--- Begin Records to use ---
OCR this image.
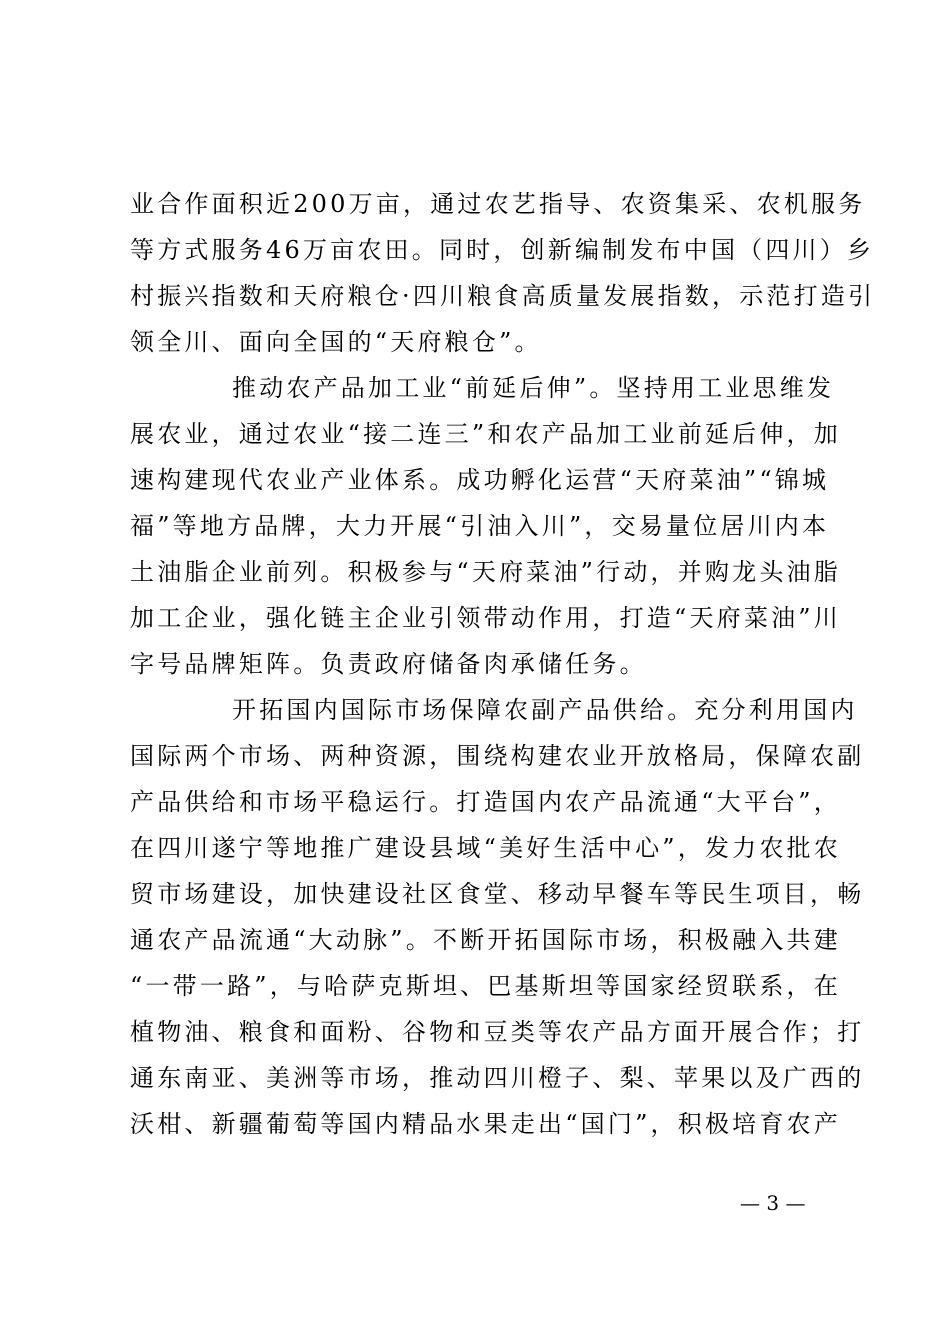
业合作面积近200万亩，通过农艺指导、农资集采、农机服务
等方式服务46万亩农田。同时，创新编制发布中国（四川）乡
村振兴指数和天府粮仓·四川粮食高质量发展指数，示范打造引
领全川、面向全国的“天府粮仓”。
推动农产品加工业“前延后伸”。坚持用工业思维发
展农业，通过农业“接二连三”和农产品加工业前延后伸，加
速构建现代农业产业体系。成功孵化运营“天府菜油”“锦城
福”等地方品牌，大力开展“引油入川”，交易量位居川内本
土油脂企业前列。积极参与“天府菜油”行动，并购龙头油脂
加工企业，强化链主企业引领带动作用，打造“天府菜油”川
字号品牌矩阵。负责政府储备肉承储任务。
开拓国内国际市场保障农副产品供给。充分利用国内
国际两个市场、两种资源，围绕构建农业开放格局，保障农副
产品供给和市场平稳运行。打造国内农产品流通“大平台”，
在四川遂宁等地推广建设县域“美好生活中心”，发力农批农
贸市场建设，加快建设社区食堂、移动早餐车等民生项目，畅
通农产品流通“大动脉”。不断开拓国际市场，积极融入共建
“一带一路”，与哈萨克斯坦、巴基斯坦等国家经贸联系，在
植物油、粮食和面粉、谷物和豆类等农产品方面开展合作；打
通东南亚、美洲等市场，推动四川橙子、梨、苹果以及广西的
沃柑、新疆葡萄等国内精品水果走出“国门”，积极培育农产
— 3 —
--- End Records to use ---
--- Begin Records to use ---
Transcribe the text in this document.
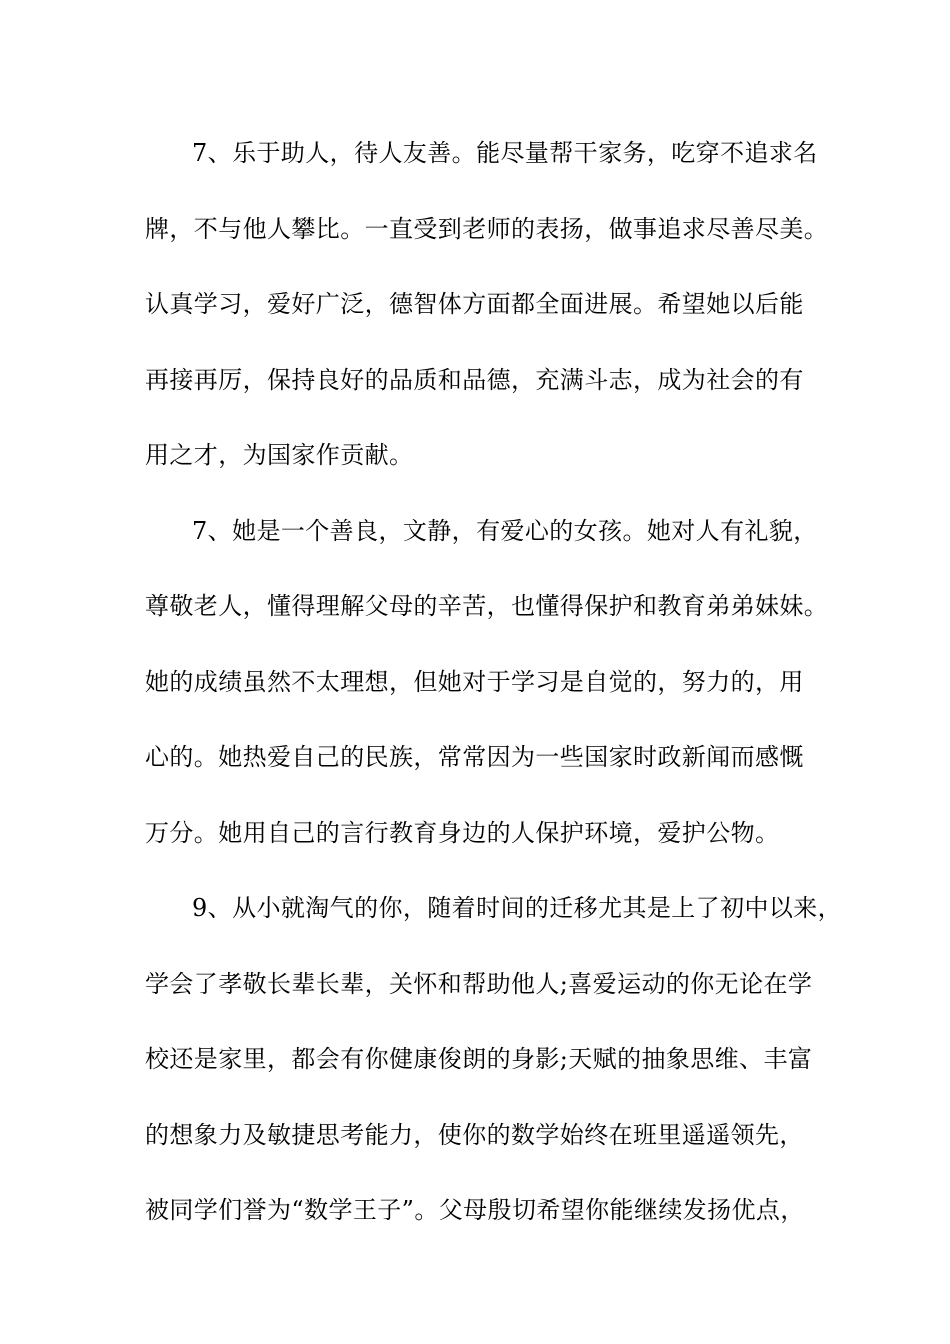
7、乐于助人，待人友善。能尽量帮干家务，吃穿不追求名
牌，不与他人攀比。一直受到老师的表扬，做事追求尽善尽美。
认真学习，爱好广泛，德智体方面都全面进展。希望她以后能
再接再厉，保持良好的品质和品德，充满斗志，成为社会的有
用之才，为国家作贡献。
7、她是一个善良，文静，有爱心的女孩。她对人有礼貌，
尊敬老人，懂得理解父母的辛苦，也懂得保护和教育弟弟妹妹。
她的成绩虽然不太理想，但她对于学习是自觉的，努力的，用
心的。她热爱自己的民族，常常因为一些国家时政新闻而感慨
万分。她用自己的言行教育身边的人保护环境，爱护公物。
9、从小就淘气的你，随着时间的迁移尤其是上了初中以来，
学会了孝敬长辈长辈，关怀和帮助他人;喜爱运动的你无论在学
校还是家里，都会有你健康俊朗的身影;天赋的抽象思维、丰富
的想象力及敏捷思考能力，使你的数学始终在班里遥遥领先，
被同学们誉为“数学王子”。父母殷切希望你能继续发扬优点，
--- End Records to use ---
### [Work to complete]
Identify the lines of the entries containing the string "天府菜油". Copy each such line.

### [In response]
速构建现代农业产业体系。成功孵化运营“天府菜油”“锦城
土油脂企业前列。积极参与“天府菜油”行动，并购龙头油脂
加工企业，强化链主企业引领带动作用，打造“天府菜油”川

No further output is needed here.